▶ [SHORT EXERCISE]: Find all the lines with "text" and gather them.

▶ [DATA PROVIDED]:
──────────

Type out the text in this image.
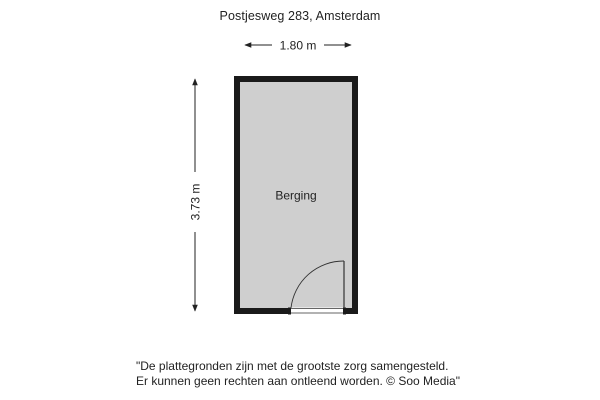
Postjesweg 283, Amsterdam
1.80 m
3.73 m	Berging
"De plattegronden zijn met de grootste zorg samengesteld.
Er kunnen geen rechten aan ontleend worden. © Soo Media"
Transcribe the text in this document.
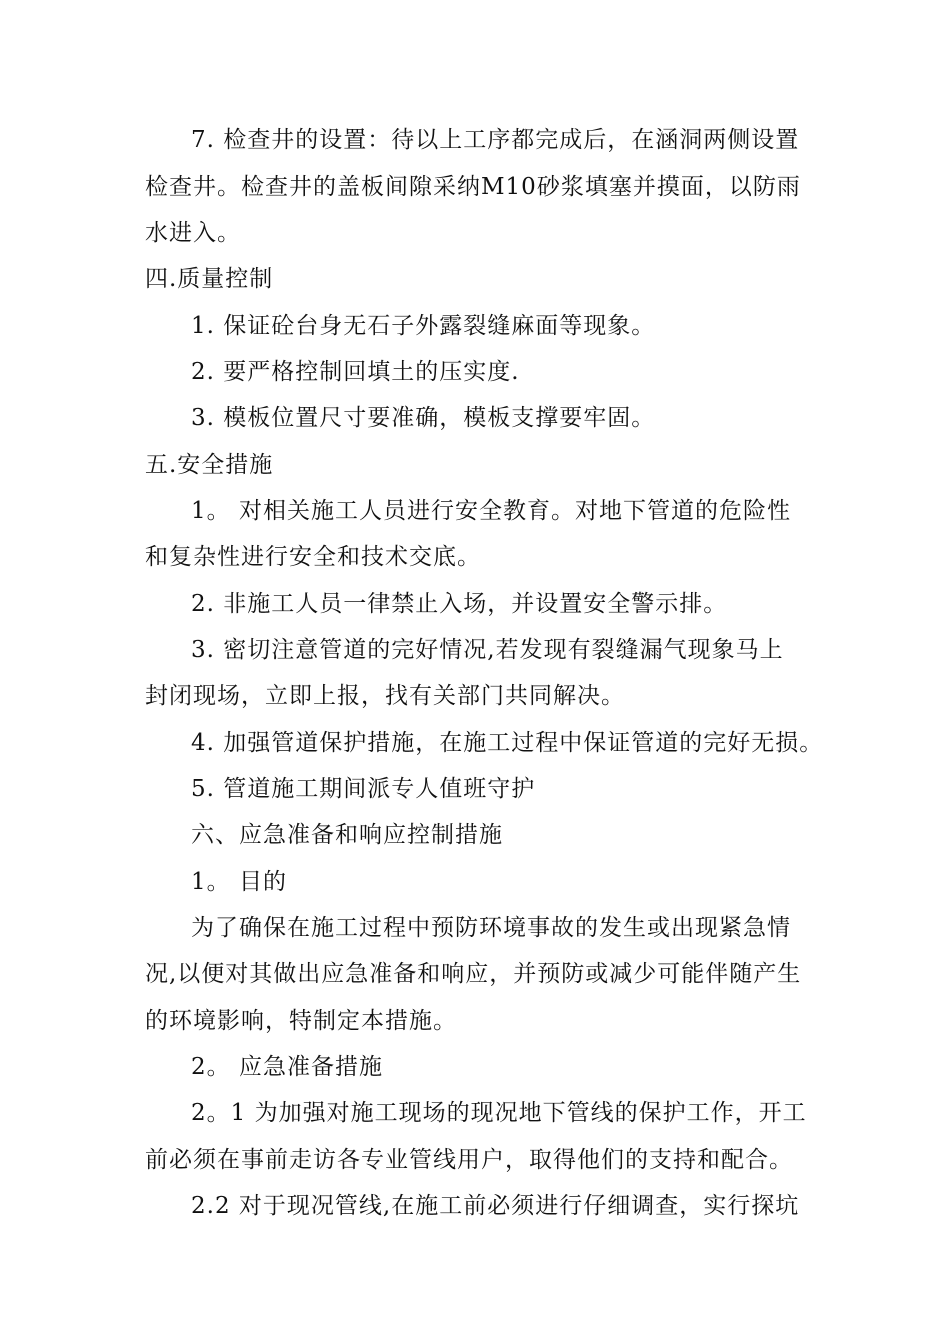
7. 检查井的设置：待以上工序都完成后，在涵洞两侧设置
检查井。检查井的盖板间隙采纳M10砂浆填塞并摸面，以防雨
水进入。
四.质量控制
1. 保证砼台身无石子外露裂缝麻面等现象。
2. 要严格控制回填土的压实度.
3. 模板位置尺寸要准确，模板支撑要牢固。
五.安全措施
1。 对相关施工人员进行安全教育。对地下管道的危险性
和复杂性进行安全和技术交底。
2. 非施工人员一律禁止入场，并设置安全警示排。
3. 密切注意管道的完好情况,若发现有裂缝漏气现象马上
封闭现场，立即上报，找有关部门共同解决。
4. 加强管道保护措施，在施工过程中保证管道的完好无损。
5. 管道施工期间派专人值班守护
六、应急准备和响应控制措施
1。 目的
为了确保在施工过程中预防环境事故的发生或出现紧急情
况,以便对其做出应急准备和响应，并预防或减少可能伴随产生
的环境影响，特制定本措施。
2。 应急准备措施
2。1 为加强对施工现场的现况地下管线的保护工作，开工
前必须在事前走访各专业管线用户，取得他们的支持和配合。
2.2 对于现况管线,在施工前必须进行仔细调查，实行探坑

──────────

▶ [TASK RESULT]:
Type out the text in this image.
Transcribe the text in this document.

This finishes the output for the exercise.